▸ **WHAT IS NEEDED**: Locate all lines with the word "that". Copy them.

▸ **PROVIDED INFORMATION**:
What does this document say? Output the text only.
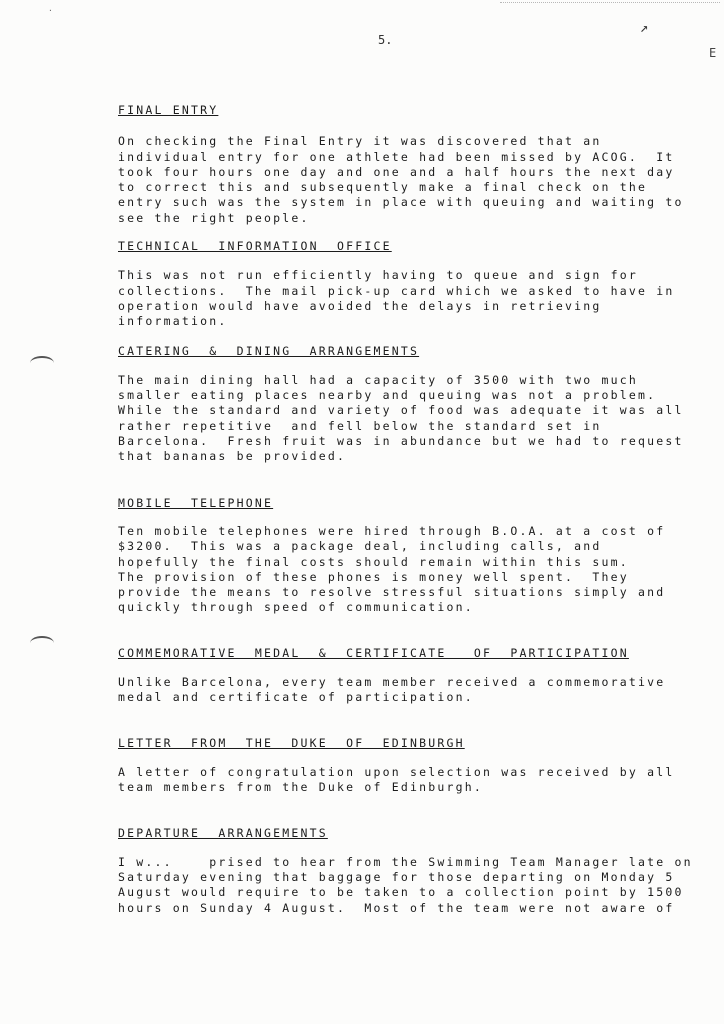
·
5.
↗
E
FINAL ENTRY
On checking the Final Entry it was discovered that an
individual entry for one athlete had been missed by ACOG.  It
took four hours one day and one and a half hours the next day
to correct this and subsequently make a final check on the
entry such was the system in place with queuing and waiting to
see the right people.
TECHNICAL  INFORMATION  OFFICE
This was not run efficiently having to queue and sign for
collections.  The mail pick-up card which we asked to have in
operation would have avoided the delays in retrieving
information.
CATERING  &  DINING  ARRANGEMENTS
The main dining hall had a capacity of 3500 with two much
smaller eating places nearby and queuing was not a problem.
While the standard and variety of food was adequate it was all
rather repetitive  and fell below the standard set in
Barcelona.  Fresh fruit was in abundance but we had to request
that bananas be provided.
MOBILE  TELEPHONE
Ten mobile telephones were hired through B.O.A. at a cost of
$3200.  This was a package deal, including calls, and
hopefully the final costs should remain within this sum.
The provision of these phones is money well spent.  They
provide the means to resolve stressful situations simply and
quickly through speed of communication.
COMMEMORATIVE  MEDAL  &  CERTIFICATE   OF  PARTICIPATION
Unlike Barcelona, every team member received a commemorative
medal and certificate of participation.
LETTER  FROM  THE  DUKE  OF  EDINBURGH
A letter of congratulation upon selection was received by all
team members from the Duke of Edinburgh.
DEPARTURE  ARRANGEMENTS
I w...    prised to hear from the Swimming Team Manager late on
Saturday evening that baggage for those departing on Monday 5
August would require to be taken to a collection point by 1500
hours on Sunday 4 August.  Most of the team were not aware of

▸ **COMPLETED EXERCISE**:
On checking the Final Entry it was discovered that an
that bananas be provided.
Saturday evening that baggage for those departing on Monday 5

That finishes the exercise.